> AIM OF THE EXERCISE
Copy out the material below in full, but not its images.

> Collection entries
□ □ □ □
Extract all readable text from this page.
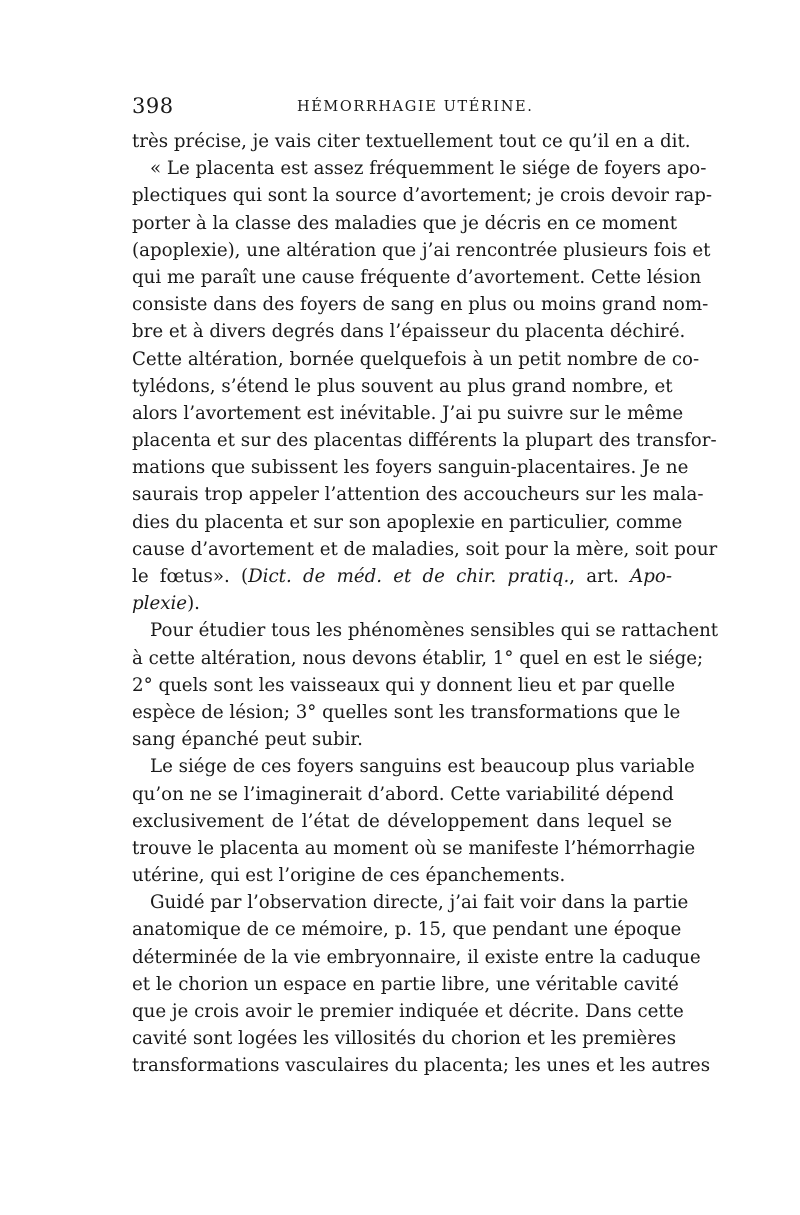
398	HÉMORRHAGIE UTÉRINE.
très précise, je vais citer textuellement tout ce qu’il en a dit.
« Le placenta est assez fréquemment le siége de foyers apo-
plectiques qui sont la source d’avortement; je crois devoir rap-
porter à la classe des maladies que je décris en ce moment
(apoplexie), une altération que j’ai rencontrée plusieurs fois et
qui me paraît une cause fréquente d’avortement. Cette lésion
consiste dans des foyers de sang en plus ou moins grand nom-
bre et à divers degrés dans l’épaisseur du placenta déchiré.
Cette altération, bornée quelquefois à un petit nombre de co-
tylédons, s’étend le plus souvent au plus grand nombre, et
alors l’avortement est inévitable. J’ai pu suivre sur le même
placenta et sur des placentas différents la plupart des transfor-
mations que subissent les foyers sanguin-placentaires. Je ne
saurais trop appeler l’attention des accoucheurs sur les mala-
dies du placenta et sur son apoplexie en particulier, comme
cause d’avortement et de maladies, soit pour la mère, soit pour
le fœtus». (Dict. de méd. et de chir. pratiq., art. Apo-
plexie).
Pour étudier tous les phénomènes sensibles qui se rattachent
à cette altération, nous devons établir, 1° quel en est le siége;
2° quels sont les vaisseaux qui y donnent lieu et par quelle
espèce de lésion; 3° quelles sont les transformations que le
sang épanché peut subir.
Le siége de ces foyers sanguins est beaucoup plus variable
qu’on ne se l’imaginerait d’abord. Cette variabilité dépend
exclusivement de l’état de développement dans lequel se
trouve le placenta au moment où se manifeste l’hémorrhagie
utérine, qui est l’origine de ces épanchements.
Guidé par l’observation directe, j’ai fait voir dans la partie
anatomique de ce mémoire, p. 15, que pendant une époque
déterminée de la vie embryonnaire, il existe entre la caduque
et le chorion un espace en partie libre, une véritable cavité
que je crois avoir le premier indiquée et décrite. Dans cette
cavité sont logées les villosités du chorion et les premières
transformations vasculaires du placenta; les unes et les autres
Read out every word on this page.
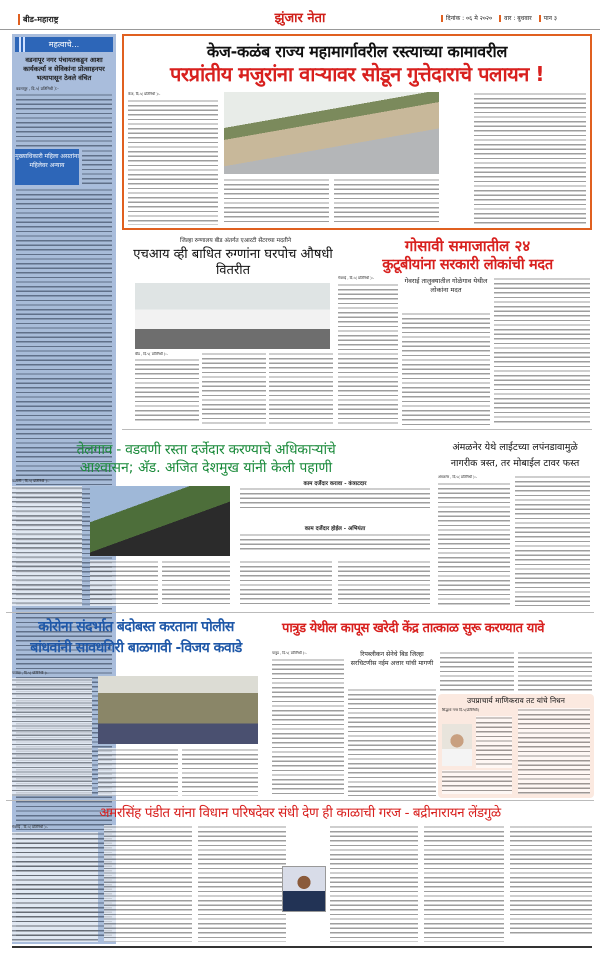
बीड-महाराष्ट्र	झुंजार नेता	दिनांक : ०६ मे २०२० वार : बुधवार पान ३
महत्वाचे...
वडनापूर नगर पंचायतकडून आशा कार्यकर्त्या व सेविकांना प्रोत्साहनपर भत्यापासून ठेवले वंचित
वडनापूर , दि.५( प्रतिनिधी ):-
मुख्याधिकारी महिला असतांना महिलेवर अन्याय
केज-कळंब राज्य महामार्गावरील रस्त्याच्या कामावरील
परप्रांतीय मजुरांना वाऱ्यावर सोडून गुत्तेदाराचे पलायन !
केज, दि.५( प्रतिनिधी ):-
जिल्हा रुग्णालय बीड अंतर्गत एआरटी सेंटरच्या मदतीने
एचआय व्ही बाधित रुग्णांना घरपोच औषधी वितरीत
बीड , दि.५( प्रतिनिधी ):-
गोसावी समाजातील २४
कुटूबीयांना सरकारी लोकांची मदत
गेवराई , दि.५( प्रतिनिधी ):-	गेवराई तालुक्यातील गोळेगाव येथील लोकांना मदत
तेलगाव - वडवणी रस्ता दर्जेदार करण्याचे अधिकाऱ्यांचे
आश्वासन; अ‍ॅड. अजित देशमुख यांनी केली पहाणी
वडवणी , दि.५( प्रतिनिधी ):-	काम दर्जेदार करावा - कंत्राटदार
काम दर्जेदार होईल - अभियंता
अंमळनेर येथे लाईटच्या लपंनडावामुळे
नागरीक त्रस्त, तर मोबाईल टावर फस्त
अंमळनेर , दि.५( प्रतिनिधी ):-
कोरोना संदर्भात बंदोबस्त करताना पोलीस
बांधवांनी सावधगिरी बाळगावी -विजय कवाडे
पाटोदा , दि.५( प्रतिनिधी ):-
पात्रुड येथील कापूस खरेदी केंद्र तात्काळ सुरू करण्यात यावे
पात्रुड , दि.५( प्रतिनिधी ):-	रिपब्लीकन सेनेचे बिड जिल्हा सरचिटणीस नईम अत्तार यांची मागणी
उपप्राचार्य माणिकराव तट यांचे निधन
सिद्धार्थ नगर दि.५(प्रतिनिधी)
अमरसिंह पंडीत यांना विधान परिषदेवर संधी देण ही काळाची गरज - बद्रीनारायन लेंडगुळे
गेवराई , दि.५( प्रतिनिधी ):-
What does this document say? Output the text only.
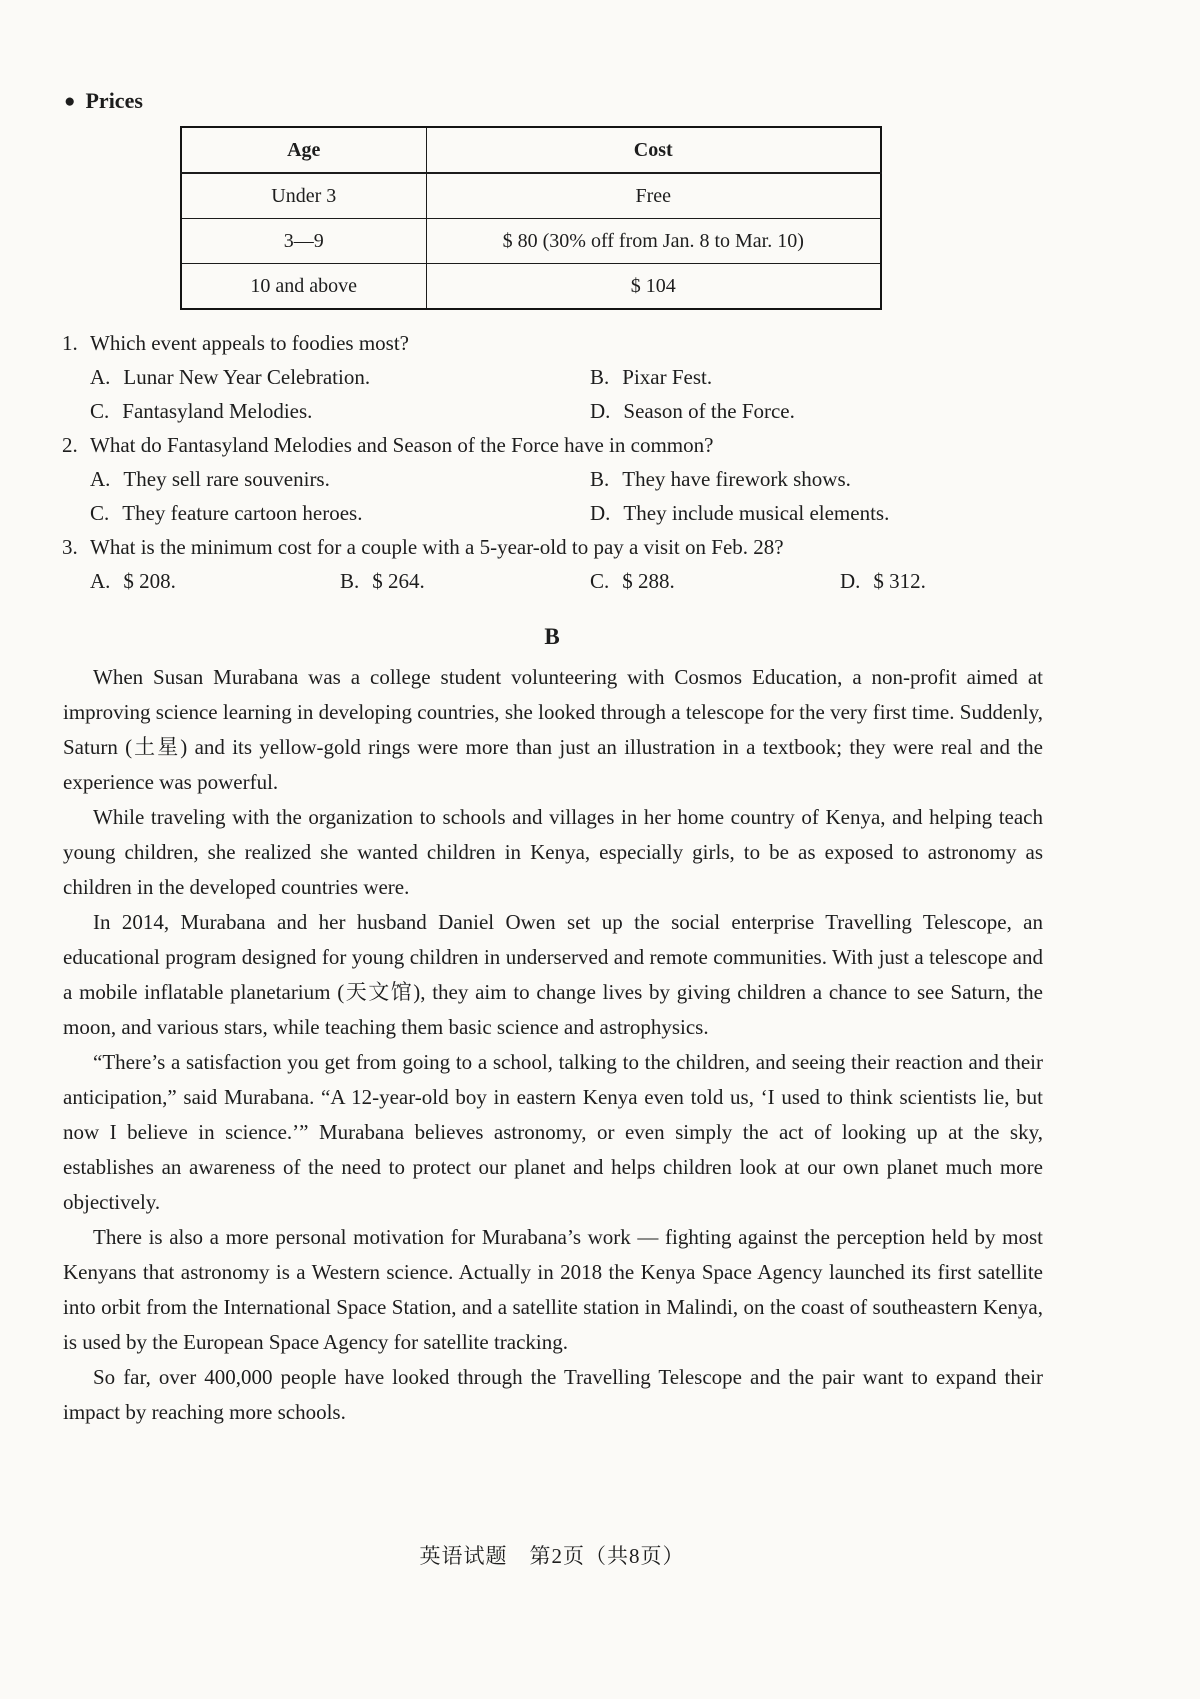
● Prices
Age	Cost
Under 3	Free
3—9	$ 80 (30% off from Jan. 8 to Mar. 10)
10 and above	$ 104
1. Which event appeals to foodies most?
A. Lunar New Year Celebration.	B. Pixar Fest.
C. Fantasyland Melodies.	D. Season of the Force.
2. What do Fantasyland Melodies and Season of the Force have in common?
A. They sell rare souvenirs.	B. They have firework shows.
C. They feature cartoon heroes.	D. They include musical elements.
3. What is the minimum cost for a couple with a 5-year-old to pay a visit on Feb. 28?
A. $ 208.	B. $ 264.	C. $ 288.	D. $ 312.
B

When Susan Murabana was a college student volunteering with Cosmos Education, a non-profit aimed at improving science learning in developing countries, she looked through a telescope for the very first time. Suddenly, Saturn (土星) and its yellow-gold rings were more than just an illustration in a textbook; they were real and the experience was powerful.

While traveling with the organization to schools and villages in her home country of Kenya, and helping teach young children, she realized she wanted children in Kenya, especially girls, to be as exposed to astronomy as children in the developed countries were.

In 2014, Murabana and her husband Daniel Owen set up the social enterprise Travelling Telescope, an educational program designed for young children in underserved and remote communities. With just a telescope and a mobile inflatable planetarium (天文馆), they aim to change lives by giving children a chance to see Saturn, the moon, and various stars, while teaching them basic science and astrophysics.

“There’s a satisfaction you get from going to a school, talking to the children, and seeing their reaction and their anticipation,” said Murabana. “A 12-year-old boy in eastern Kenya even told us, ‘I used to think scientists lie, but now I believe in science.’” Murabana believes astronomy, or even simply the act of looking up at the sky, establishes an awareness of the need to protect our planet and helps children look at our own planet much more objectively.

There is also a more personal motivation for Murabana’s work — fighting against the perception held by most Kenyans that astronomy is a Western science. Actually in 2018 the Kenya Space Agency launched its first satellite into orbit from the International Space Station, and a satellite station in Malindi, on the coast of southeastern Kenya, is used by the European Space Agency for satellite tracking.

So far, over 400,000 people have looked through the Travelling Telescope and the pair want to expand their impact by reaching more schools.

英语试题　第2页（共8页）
□ □ □ □
> RESULT
Extract all readable text from this page.
398	HÉMORRHAGIE UTÉRINE.
très précise, je vais citer textuellement tout ce qu’il en a dit.
« Le placenta est assez fréquemment le siége de foyers apo-
plectiques qui sont la source d’avortement; je crois devoir rap-
porter à la classe des maladies que je décris en ce moment
(apoplexie), une altération que j’ai rencontrée plusieurs fois et
qui me paraît une cause fréquente d’avortement. Cette lésion
consiste dans des foyers de sang en plus ou moins grand nom-
bre et à divers degrés dans l’épaisseur du placenta déchiré.
Cette altération, bornée quelquefois à un petit nombre de co-
tylédons, s’étend le plus souvent au plus grand nombre, et
alors l’avortement est inévitable. J’ai pu suivre sur le même
placenta et sur des placentas différents la plupart des transfor-
mations que subissent les foyers sanguin-placentaires. Je ne
saurais trop appeler l’attention des accoucheurs sur les mala-
dies du placenta et sur son apoplexie en particulier, comme
cause d’avortement et de maladies, soit pour la mère, soit pour
le fœtus». (Dict. de méd. et de chir. pratiq., art. Apo-
plexie).
Pour étudier tous les phénomènes sensibles qui se rattachent
à cette altération, nous devons établir, 1° quel en est le siége;
2° quels sont les vaisseaux qui y donnent lieu et par quelle
espèce de lésion; 3° quelles sont les transformations que le
sang épanché peut subir.
Le siége de ces foyers sanguins est beaucoup plus variable
qu’on ne se l’imaginerait d’abord. Cette variabilité dépend
exclusivement de l’état de développement dans lequel se
trouve le placenta au moment où se manifeste l’hémorrhagie
utérine, qui est l’origine de ces épanchements.
Guidé par l’observation directe, j’ai fait voir dans la partie
anatomique de ce mémoire, p. 15, que pendant une époque
déterminée de la vie embryonnaire, il existe entre la caduque
et le chorion un espace en partie libre, une véritable cavité
que je crois avoir le premier indiquée et décrite. Dans cette
cavité sont logées les villosités du chorion et les premières
transformations vasculaires du placenta; les unes et les autres
Read out every word on this page.
बीड-महाराष्ट्र	झुंजार नेता	दिनांक : ०६ मे २०२० वार : बुधवार पान ३
महत्वाचे...
वडनापूर नगर पंचायतकडून आशा कार्यकर्त्या व सेविकांना प्रोत्साहनपर भत्यापासून ठेवले वंचित
वडनापूर , दि.५( प्रतिनिधी ):-
मुख्याधिकारी महिला असतांना महिलेवर अन्याय
केज-कळंब राज्य महामार्गावरील रस्त्याच्या कामावरील
परप्रांतीय मजुरांना वाऱ्यावर सोडून गुत्तेदाराचे पलायन !
केज, दि.५( प्रतिनिधी ):-
जिल्हा रुग्णालय बीड अंतर्गत एआरटी सेंटरच्या मदतीने
एचआय व्ही बाधित रुग्णांना घरपोच औषधी वितरीत
बीड , दि.५( प्रतिनिधी ):-
गोसावी समाजातील २४
कुटूबीयांना सरकारी लोकांची मदत
गेवराई , दि.५( प्रतिनिधी ):-	गेवराई तालुक्यातील गोळेगाव येथील लोकांना मदत
तेलगाव - वडवणी रस्ता दर्जेदार करण्याचे अधिकाऱ्यांचे
आश्वासन; अ‍ॅड. अजित देशमुख यांनी केली पहाणी
वडवणी , दि.५( प्रतिनिधी ):-	काम दर्जेदार करावा - कंत्राटदार
काम दर्जेदार होईल - अभियंता
अंमळनेर येथे लाईटच्या लपंनडावामुळे
नागरीक त्रस्त, तर मोबाईल टावर फस्त
अंमळनेर , दि.५( प्रतिनिधी ):-
कोरोना संदर्भात बंदोबस्त करताना पोलीस
बांधवांनी सावधगिरी बाळगावी -विजय कवाडे
पाटोदा , दि.५( प्रतिनिधी ):-
पात्रुड येथील कापूस खरेदी केंद्र तात्काळ सुरू करण्यात यावे
पात्रुड , दि.५( प्रतिनिधी ):-	रिपब्लीकन सेनेचे बिड जिल्हा सरचिटणीस नईम अत्तार यांची मागणी
उपप्राचार्य माणिकराव तट यांचे निधन
सिद्धार्थ नगर दि.५(प्रतिनिधी)
अमरसिंह पंडीत यांना विधान परिषदेवर संधी देण ही काळाची गरज - बद्रीनारायन लेंडगुळे
गेवराई , दि.५( प्रतिनिधी ):-
What does this document say? Output the text only.
● Prices
Age	Cost
Under 3	Free
3—9	$ 80 (30% off from Jan. 8 to Mar. 10)
10 and above	$ 104
1. Which event appeals to foodies most?
A. Lunar New Year Celebration.	B. Pixar Fest.
C. Fantasyland Melodies.	D. Season of the Force.
2. What do Fantasyland Melodies and Season of the Force have in common?
A. They sell rare souvenirs.	B. They have firework shows.
C. They feature cartoon heroes.	D. They include musical elements.
3. What is the minimum cost for a couple with a 5-year-old to pay a visit on Feb. 28?
A. $ 208.	B. $ 264.	C. $ 288.	D. $ 312.
B

When Susan Murabana was a college student volunteering with Cosmos Education, a non-profit aimed at improving science learning in developing countries, she looked through a telescope for the very first time. Suddenly, Saturn (土星) and its yellow-gold rings were more than just an illustration in a textbook; they were real and the experience was powerful.

While traveling with the organization to schools and villages in her home country of Kenya, and helping teach young children, she realized she wanted children in Kenya, especially girls, to be as exposed to astronomy as children in the developed countries were.

In 2014, Murabana and her husband Daniel Owen set up the social enterprise Travelling Telescope, an educational program designed for young children in underserved and remote communities. With just a telescope and a mobile inflatable planetarium (天文馆), they aim to change lives by giving children a chance to see Saturn, the moon, and various stars, while teaching them basic science and astrophysics.

“There’s a satisfaction you get from going to a school, talking to the children, and seeing their reaction and their anticipation,” said Murabana. “A 12-year-old boy in eastern Kenya even told us, ‘I used to think scientists lie, but now I believe in science.’” Murabana believes astronomy, or even simply the act of looking up at the sky, establishes an awareness of the need to protect our planet and helps children look at our own planet much more objectively.

There is also a more personal motivation for Murabana’s work — fighting against the perception held by most Kenyans that astronomy is a Western science. Actually in 2018 the Kenya Space Agency launched its first satellite into orbit from the International Space Station, and a satellite station in Malindi, on the coast of southeastern Kenya, is used by the European Space Agency for satellite tracking.

So far, over 400,000 people have looked through the Travelling Telescope and the pair want to expand their impact by reaching more schools.

英语试题　第2页（共8页）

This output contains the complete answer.